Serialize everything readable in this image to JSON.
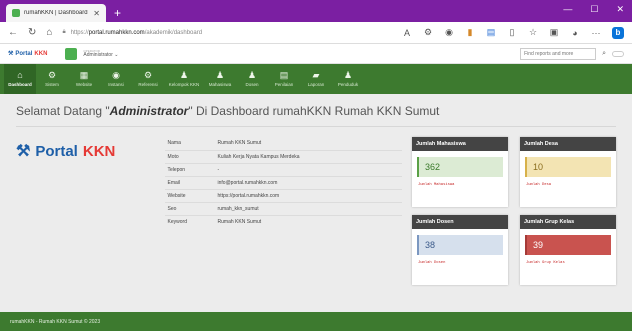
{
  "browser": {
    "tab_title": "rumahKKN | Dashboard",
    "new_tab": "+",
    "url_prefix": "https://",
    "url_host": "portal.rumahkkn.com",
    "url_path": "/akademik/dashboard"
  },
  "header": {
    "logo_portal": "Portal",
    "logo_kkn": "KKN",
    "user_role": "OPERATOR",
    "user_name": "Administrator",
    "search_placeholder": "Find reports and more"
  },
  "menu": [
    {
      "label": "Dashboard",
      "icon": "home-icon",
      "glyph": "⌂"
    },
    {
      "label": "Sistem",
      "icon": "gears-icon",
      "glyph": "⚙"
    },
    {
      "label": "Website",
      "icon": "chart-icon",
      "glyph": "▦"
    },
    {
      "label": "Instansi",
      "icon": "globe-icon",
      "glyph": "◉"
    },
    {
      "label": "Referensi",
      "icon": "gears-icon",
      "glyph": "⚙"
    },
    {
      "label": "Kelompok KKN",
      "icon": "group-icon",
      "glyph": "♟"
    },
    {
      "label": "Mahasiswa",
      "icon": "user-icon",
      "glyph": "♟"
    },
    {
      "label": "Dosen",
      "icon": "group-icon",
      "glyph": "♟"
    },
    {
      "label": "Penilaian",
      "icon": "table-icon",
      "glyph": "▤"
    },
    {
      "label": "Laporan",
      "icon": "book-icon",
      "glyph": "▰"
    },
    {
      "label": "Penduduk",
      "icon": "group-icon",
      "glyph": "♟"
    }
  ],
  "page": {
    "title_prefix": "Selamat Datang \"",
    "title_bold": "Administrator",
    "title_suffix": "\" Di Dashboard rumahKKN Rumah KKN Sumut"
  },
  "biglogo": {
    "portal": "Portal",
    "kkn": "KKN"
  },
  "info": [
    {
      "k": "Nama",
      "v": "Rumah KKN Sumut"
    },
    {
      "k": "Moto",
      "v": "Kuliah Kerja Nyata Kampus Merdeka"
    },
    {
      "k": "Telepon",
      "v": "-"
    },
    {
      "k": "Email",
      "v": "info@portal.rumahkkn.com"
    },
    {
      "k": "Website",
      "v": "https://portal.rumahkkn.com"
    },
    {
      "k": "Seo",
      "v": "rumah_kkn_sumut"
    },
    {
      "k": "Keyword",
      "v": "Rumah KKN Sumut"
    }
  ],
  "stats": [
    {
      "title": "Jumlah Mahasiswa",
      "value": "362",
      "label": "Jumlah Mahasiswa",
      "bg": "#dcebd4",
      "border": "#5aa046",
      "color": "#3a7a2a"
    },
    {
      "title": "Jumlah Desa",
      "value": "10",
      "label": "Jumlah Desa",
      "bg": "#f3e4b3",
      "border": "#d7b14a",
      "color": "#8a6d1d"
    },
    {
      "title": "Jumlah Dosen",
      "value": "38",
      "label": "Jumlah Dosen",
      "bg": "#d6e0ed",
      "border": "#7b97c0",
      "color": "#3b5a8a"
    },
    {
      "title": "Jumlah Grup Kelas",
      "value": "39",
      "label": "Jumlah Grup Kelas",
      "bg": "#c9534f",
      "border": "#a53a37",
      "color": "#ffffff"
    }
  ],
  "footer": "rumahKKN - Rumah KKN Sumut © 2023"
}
---
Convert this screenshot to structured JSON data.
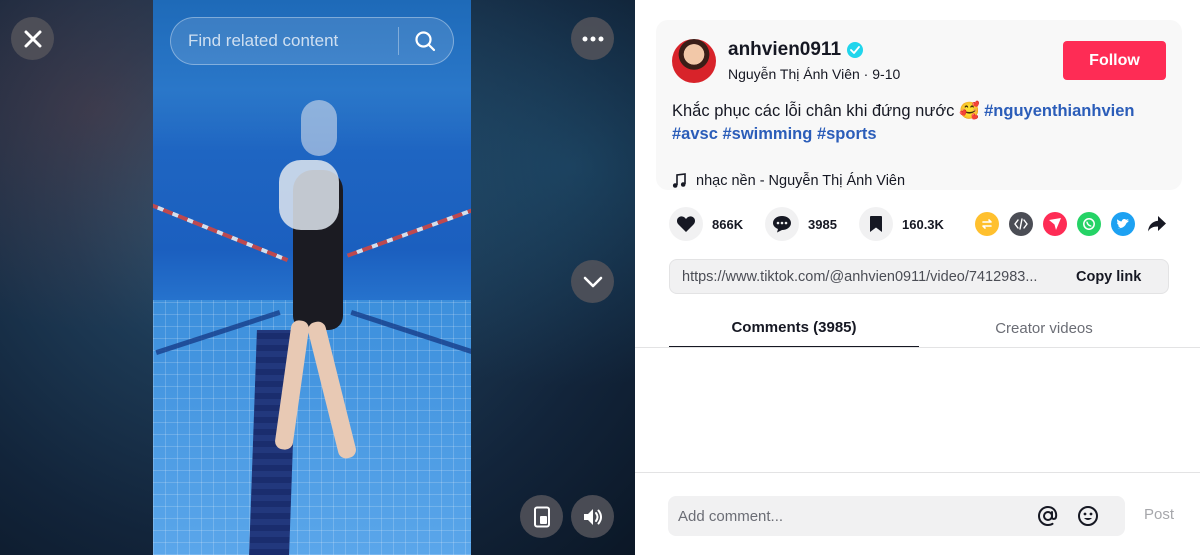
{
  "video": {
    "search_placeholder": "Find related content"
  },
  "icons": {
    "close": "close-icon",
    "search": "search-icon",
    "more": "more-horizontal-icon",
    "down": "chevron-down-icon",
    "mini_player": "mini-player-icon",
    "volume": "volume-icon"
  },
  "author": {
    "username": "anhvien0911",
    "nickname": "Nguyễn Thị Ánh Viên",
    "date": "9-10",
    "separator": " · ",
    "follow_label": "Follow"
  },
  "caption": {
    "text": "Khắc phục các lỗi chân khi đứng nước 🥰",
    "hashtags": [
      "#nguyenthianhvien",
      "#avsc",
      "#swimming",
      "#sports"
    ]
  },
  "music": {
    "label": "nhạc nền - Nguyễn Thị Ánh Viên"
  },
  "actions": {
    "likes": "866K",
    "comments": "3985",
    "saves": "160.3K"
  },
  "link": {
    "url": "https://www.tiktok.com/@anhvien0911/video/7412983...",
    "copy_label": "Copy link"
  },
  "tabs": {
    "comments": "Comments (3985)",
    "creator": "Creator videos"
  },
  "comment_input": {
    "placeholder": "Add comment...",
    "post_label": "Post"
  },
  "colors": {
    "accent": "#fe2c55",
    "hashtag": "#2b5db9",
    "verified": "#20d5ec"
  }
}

__Directions__
Where a line above includes "Jumlah", copy that line.

__Answer below__
      "title": "Jumlah Mahasiswa",
      "label": "Jumlah Mahasiswa",
      "title": "Jumlah Desa",
      "label": "Jumlah Desa",
      "title": "Jumlah Dosen",
      "label": "Jumlah Dosen",
      "title": "Jumlah Grup Kelas",
      "label": "Jumlah Grup Kelas",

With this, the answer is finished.